▶ Excerpted records:
---*---

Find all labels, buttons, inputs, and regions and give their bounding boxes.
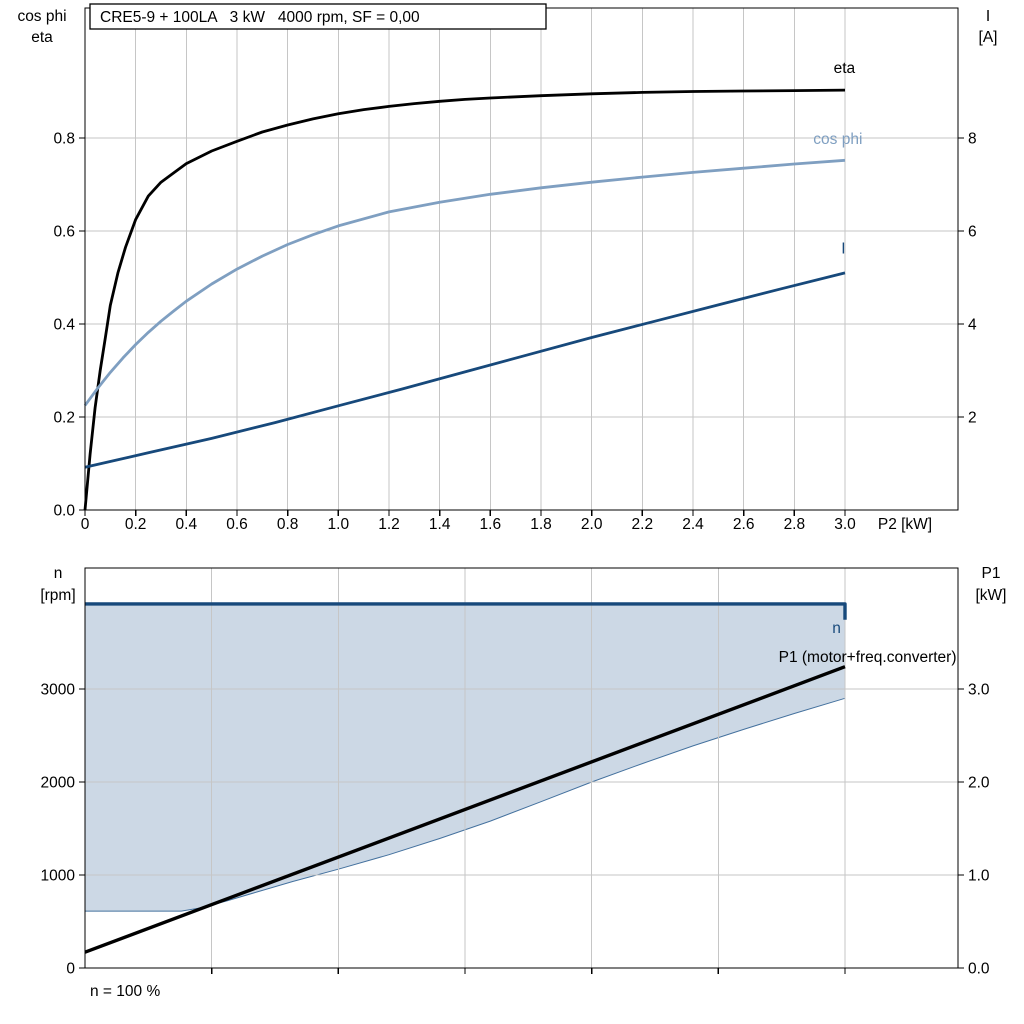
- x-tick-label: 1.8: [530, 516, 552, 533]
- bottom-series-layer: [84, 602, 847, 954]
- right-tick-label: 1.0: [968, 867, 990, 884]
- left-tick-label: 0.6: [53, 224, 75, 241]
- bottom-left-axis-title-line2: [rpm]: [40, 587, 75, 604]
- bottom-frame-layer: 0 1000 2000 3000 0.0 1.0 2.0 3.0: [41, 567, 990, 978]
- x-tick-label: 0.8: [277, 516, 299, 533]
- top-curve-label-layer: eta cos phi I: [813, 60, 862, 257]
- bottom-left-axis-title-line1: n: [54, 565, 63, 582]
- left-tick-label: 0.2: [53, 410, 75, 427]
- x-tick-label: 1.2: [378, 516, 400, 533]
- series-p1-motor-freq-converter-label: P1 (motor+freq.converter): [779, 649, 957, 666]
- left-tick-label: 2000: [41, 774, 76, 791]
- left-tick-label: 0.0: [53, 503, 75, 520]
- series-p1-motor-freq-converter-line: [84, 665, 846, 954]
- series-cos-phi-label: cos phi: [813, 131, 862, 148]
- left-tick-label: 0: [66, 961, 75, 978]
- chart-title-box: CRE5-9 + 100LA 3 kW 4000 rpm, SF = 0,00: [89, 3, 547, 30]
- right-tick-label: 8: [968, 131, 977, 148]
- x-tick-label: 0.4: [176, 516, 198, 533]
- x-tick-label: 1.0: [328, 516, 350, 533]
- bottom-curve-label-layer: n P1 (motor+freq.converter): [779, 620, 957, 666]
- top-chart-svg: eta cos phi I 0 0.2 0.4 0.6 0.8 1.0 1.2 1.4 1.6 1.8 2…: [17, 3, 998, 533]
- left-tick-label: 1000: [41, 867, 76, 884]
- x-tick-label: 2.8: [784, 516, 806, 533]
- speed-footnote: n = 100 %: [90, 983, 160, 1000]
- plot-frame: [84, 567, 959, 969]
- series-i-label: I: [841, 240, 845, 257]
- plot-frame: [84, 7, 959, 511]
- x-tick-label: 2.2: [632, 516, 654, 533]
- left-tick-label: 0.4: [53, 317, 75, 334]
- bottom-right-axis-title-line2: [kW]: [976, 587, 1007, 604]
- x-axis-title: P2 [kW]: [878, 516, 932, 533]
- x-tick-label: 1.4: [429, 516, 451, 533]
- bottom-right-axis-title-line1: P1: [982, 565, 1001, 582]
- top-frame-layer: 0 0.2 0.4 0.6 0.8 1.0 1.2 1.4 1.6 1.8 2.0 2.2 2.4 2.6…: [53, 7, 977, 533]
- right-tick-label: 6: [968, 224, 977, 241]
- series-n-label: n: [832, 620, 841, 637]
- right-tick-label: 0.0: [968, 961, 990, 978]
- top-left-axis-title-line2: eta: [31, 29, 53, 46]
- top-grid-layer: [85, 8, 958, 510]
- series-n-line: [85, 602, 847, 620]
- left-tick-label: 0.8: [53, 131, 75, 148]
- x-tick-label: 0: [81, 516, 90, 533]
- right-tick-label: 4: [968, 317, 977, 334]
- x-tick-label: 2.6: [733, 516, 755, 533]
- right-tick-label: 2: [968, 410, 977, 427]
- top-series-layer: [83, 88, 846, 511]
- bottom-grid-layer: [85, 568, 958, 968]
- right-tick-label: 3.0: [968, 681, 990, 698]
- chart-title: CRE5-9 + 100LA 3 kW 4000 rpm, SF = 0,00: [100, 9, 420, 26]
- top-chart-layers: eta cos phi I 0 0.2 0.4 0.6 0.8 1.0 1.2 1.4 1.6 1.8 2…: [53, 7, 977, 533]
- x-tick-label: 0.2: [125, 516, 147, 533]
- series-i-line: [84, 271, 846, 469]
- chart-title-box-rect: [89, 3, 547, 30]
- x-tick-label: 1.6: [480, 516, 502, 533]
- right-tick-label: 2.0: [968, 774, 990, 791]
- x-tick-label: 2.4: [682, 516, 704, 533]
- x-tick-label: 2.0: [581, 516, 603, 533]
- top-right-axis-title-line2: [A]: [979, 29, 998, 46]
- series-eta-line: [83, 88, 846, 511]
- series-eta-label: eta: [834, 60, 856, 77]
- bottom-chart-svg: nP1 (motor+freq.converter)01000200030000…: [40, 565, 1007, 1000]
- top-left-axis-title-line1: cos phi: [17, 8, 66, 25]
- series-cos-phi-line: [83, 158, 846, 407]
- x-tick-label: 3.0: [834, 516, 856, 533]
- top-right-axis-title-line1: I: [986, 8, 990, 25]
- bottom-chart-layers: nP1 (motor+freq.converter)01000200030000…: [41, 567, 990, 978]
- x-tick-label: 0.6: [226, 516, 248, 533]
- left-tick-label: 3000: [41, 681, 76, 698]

---*---

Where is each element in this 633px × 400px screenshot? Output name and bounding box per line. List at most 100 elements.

---*---

▶ Problem statement: Return the listing lines exactly, beginning at the line that contains "Find all labels, buttons, inputs, and" and stopping after the line that contains "- chart-title-box: CRE5-9", with both of those lines included. Leave the pictures out of your answer.

▶ Exercise result:
Find all labels, buttons, inputs, and regions and give their bounding boxes.
- x-tick-label: 1.8: [530, 516, 552, 533]
- bottom-series-layer: [84, 602, 847, 954]
- right-tick-label: 1.0: [968, 867, 990, 884]
- left-tick-label: 0.6: [53, 224, 75, 241]
- bottom-left-axis-title-line2: [rpm]: [40, 587, 75, 604]
- bottom-frame-layer: 0 1000 2000 3000 0.0 1.0 2.0 3.0: [41, 567, 990, 978]
- x-tick-label: 0.8: [277, 516, 299, 533]
- top-curve-label-layer: eta cos phi I: [813, 60, 862, 257]
- bottom-left-axis-title-line1: n: [54, 565, 63, 582]
- left-tick-label: 0.2: [53, 410, 75, 427]
- x-tick-label: 1.2: [378, 516, 400, 533]
- series-p1-motor-freq-converter-label: P1 (motor+freq.converter): [779, 649, 957, 666]
- left-tick-label: 2000: [41, 774, 76, 791]
- left-tick-label: 0.0: [53, 503, 75, 520]
- series-p1-motor-freq-converter-line: [84, 665, 846, 954]
- series-cos-phi-label: cos phi: [813, 131, 862, 148]
- left-tick-label: 0: [66, 961, 75, 978]
- chart-title-box: CRE5-9 + 100LA 3 kW 4000 rpm, SF = 0,00: [89, 3, 547, 30]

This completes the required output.